--- Task to carry out ---
All of the data must be printed exactly; please include every line.

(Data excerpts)

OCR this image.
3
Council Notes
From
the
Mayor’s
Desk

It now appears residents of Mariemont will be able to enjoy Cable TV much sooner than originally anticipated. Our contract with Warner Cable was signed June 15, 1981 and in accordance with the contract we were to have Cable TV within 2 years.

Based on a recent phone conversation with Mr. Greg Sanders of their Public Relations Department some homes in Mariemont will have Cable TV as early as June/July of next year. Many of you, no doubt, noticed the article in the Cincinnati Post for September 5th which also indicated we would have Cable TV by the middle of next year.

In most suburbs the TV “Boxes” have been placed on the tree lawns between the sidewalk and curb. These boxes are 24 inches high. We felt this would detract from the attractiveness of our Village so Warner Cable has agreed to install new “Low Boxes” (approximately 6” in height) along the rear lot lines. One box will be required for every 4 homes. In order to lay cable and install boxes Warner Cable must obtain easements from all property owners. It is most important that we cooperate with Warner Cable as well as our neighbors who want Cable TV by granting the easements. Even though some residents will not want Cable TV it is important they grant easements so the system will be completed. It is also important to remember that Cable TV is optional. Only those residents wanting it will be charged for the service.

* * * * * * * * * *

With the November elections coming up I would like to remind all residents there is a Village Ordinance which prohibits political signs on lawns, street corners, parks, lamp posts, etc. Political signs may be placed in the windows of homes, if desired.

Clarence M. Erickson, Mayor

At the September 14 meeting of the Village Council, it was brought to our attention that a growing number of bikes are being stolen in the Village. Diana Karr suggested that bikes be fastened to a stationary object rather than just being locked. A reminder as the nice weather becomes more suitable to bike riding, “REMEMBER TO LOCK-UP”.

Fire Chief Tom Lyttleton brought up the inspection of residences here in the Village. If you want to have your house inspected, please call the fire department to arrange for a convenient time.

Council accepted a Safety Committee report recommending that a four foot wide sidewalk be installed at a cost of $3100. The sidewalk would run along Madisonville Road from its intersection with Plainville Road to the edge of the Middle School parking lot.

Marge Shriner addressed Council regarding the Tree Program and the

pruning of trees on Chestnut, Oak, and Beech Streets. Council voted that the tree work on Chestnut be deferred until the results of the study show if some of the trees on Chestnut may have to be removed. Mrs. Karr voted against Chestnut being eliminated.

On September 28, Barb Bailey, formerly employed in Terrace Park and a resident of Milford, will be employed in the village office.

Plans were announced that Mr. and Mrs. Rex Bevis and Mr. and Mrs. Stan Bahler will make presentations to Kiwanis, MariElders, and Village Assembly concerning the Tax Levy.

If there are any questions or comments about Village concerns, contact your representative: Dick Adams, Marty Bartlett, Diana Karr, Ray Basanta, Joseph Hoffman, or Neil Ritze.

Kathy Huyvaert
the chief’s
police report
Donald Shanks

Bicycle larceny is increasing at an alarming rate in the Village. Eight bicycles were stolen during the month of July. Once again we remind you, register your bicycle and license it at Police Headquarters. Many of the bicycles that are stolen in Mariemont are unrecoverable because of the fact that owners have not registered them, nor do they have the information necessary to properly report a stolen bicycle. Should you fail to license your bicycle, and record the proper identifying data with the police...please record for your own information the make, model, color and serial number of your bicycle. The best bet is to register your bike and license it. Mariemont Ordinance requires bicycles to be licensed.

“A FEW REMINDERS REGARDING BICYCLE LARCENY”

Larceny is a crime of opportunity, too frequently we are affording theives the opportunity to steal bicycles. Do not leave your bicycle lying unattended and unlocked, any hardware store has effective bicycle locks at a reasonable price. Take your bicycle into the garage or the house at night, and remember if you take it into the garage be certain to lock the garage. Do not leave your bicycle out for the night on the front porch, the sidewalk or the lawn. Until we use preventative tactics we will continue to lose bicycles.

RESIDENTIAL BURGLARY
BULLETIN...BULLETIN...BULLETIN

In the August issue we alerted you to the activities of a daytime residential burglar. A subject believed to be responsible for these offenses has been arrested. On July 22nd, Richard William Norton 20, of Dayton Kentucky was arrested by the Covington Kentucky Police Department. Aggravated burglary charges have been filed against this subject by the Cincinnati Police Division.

--- Answer to this problem ---
OCR this image.
3
Council Notes
From
the
Mayor’s
Desk

It now appears residents of Mariemont will be able to enjoy Cable TV much sooner than originally anticipated. Our contract with Warner Cable was signed June 15, 1981 and in accordance with the contract we were to have Cable TV within 2 years.

Based on a recent phone conversation with Mr. Greg Sanders of their Public Relations Department some homes in Mariemont will have Cable TV as early as June/July of next year. Many of you, no doubt, noticed the article in the Cincinnati Post for September 5th which also indicated we would have Cable TV by the middle of next year.

In most suburbs the TV “Boxes” have been placed on the tree lawns between the sidewalk and curb. These boxes are 24 inches high. We felt this would detract from the attractiveness of our Village so Warner Cable has agreed to install new “Low Boxes” (approximately 6” in height) along the rear lot lines. One box will be required for every 4 homes. In order to lay cable and install boxes Warner Cable must obtain easements from all property owners. It is most important that we cooperate with Warner Cable as well as our neighbors who want Cable TV by granting the easements. Even though some residents will not want Cable TV it is important they grant easements so the system will be completed. It is also important to remember that Cable TV is optional. Only those residents wanting it will be charged for the service.

* * * * * * * * * *

With the November elections coming up I would like to remind all residents there is a Village Ordinance which prohibits political signs on lawns, street corners, parks, lamp posts, etc. Political signs may be placed in the windows of homes, if desired.

Clarence M. Erickson, Mayor

At the September 14 meeting of the Village Council, it was brought to our attention that a growing number of bikes are being stolen in the Village. Diana Karr suggested that bikes be fastened to a stationary object rather than just being locked. A reminder as the nice weather becomes more suitable to bike riding, “REMEMBER TO LOCK-UP”.

Fire Chief Tom Lyttleton brought up the inspection of residences here in the Village. If you want to have your house inspected, please call the fire department to arrange for a convenient time.

Council accepted a Safety Committee report recommending that a four foot wide sidewalk be installed at a cost of $3100. The sidewalk would run along Madisonville Road from its intersection with Plainville Road to the edge of the Middle School parking lot.

Marge Shriner addressed Council regarding the Tree Program and the

pruning of trees on Chestnut, Oak, and Beech Streets. Council voted that the tree work on Chestnut be deferred until the results of the study show if some of the trees on Chestnut may have to be removed. Mrs. Karr voted against Chestnut being eliminated.

On September 28, Barb Bailey, formerly employed in Terrace Park and a resident of Milford, will be employed in the village office.

Plans were announced that Mr. and Mrs. Rex Bevis and Mr. and Mrs. Stan Bahler will make presentations to Kiwanis, MariElders, and Village Assembly concerning the Tax Levy.

If there are any questions or comments about Village concerns, contact your representative: Dick Adams, Marty Bartlett, Diana Karr, Ray Basanta, Joseph Hoffman, or Neil Ritze.

Kathy Huyvaert
the chief’s
police report
Donald Shanks

Bicycle larceny is increasing at an alarming rate in the Village. Eight bicycles were stolen during the month of July. Once again we remind you, register your bicycle and license it at Police Headquarters. Many of the bicycles that are stolen in Mariemont are unrecoverable because of the fact that owners have not registered them, nor do they have the information necessary to properly report a stolen bicycle. Should you fail to license your bicycle, and record the proper identifying data with the police...please record for your own information the make, model, color and serial number of your bicycle. The best bet is to register your bike and license it. Mariemont Ordinance requires bicycles to be licensed.

“A FEW REMINDERS REGARDING BICYCLE LARCENY”

Larceny is a crime of opportunity, too frequently we are affording theives the opportunity to steal bicycles. Do not leave your bicycle lying unattended and unlocked, any hardware store has effective bicycle locks at a reasonable price. Take your bicycle into the garage or the house at night, and remember if you take it into the garage be certain to lock the garage. Do not leave your bicycle out for the night on the front porch, the sidewalk or the lawn. Until we use preventative tactics we will continue to lose bicycles.

RESIDENTIAL BURGLARY
BULLETIN...BULLETIN...BULLETIN

In the August issue we alerted you to the activities of a daytime residential burglar. A subject believed to be responsible for these offenses has been arrested. On July 22nd, Richard William Norton 20, of Dayton Kentucky was arrested by the Covington Kentucky Police Department. Aggravated burglary charges have been filed against this subject by the Cincinnati Police Division.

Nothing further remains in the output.